[Opening Excerpt section]

Since its introduction in the late 1980s, catheter ablation of APs has become a relatively routine matter in most electrophysiology laboratories. However, ablation of pathways in the so-called anterior and midseptal locations can be a challenge for even experienced operators because of the proximity of these pathways to the normal cardiac conduction system (AV node and His bundle). Inadvertent injury to these structures resulting in the need for permanent pacing, especially in a young patient, is a significant adverse outcome. Fortunately, techniques have been developed to decrease the likelihood of this complication. This chapter discusses the relevant anatomy of these pathways and the use of techniques to achieve optimal outcomes.

Anatomy and Nomenclature

Older nomenclature of septal pathways has undergone modification. A reexamination of the anatomy of the AV junctions has suggested that the terminology used in the original descriptions of AP locations was anatomically inaccurate, and in some cases, frankly misleading. Most electrophysiology trainees have had the experience of asking, “Why is my attending telling me to move the catheter anteriorly when I see it moving toward the head?!” A reclassification of cardiac electrophysiologic anatomy has been developed to try to correct these antiquated but ingrained terms. In addition, a more complete understanding of the anatomy of the atrial and ventricular septa has resulted in a shrinking of the atrial septum; most trainees conceive of the atrial septum as a relatively large disk comprising the intersection of two spheres (atria) compressed together. In fact, the true muscular atrial septum is much smaller, consisting of a relatively thin rim of atrial tissue surrounding the fossa ovalis. This has implications for how precisely one must position a needle and catheter to safely puncture the septum for left atrial access and also for evaluation and ablation of the pathways under consideration in this chapter.

[Closing Excerpt section]
[Opening Information shown section]

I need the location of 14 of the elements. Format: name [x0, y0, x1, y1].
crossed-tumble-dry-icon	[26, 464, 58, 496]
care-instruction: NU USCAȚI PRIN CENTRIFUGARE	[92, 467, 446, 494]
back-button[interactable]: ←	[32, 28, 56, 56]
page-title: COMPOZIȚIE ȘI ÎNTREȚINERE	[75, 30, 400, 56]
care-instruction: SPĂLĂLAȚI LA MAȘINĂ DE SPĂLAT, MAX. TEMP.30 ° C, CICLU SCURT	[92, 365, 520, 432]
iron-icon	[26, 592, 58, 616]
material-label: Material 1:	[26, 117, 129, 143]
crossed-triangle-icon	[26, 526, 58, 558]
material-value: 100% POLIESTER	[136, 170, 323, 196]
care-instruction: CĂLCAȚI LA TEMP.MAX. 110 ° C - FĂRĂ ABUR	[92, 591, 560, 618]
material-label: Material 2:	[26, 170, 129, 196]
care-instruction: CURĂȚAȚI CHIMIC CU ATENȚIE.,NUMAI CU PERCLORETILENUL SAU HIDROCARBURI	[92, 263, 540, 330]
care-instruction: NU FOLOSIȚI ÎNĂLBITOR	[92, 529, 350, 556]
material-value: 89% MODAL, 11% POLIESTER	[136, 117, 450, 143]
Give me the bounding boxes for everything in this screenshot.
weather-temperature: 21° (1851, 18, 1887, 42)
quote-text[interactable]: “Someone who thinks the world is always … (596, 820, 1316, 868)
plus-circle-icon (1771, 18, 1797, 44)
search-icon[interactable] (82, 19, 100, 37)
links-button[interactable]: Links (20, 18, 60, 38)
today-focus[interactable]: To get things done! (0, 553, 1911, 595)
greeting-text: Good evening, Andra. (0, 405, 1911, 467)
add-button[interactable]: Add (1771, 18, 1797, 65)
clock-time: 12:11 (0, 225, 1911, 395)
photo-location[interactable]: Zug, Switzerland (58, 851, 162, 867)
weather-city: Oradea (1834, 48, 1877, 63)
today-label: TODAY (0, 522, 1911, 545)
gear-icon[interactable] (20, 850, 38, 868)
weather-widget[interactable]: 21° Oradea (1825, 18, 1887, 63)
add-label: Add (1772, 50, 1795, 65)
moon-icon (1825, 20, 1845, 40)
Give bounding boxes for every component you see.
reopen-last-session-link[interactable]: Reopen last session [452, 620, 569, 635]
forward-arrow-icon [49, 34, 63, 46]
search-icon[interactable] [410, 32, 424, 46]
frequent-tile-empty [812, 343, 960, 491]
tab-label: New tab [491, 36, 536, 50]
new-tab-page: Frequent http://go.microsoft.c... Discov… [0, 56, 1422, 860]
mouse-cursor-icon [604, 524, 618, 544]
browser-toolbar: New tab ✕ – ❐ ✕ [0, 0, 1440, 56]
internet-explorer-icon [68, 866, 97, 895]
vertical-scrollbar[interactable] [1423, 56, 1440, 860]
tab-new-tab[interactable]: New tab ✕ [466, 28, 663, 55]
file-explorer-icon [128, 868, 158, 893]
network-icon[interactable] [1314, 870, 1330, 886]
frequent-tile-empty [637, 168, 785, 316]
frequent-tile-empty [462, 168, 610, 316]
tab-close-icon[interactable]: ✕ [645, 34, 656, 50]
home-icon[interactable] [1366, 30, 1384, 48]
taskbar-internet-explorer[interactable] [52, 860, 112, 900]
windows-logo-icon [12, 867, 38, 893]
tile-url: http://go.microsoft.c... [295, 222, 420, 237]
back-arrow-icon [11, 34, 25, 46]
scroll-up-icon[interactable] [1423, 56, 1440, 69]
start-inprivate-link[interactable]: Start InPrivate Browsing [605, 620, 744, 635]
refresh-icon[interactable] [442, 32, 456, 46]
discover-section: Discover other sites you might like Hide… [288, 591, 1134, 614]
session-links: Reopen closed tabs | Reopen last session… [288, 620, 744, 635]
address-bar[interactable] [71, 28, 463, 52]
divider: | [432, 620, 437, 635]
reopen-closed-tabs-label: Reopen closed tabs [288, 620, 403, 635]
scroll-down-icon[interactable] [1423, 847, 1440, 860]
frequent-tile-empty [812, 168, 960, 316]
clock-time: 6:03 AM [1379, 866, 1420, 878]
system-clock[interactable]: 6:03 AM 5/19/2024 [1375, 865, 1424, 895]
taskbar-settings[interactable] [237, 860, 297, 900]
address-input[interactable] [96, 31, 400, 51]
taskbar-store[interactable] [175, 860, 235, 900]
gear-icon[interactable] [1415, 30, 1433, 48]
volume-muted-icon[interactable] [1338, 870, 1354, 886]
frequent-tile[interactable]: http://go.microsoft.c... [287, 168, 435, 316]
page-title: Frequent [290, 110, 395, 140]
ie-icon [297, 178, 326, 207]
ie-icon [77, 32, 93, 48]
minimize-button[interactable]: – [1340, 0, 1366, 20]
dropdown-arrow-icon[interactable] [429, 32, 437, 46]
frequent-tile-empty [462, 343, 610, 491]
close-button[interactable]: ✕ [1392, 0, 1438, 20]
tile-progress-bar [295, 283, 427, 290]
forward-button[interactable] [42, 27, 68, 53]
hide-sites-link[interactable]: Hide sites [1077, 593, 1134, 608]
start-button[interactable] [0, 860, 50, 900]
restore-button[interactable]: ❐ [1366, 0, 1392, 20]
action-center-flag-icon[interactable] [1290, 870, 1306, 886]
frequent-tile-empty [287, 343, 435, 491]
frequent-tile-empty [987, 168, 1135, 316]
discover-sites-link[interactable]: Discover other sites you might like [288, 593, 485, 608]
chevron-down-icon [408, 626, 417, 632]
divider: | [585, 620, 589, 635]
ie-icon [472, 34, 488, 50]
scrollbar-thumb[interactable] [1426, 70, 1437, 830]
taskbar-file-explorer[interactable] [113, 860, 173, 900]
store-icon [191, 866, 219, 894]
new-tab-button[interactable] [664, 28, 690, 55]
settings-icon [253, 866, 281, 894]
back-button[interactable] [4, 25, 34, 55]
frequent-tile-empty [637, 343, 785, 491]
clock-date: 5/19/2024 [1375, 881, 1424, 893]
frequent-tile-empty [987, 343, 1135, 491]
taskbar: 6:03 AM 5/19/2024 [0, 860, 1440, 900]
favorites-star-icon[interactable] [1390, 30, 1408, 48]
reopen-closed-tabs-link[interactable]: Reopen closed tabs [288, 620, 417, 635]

[Closing Information shown section]

Rewrite the stretch of the septal pathway ablation text from "Since its introduction" through "achieve optimal outcomes.", substituting "electrophysiologists" for "operators".

Since its introduction in the late 1980s, catheter ablation of APs has become a relatively routine matter in most electrophysiology laboratories. However, ablation of pathways in the so-called anterior and midseptal locations can be a challenge for even experienced electrophysiologists because of the proximity of these pathways to the normal cardiac conduction system (AV node and His bundle). Inadvertent injury to these structures resulting in the need for permanent pacing, especially in a young patient, is a significant adverse outcome. Fortunately, techniques have been developed to decrease the likelihood of this complication. This chapter discusses the relevant anatomy of these pathways and the use of techniques to achieve optimal outcomes.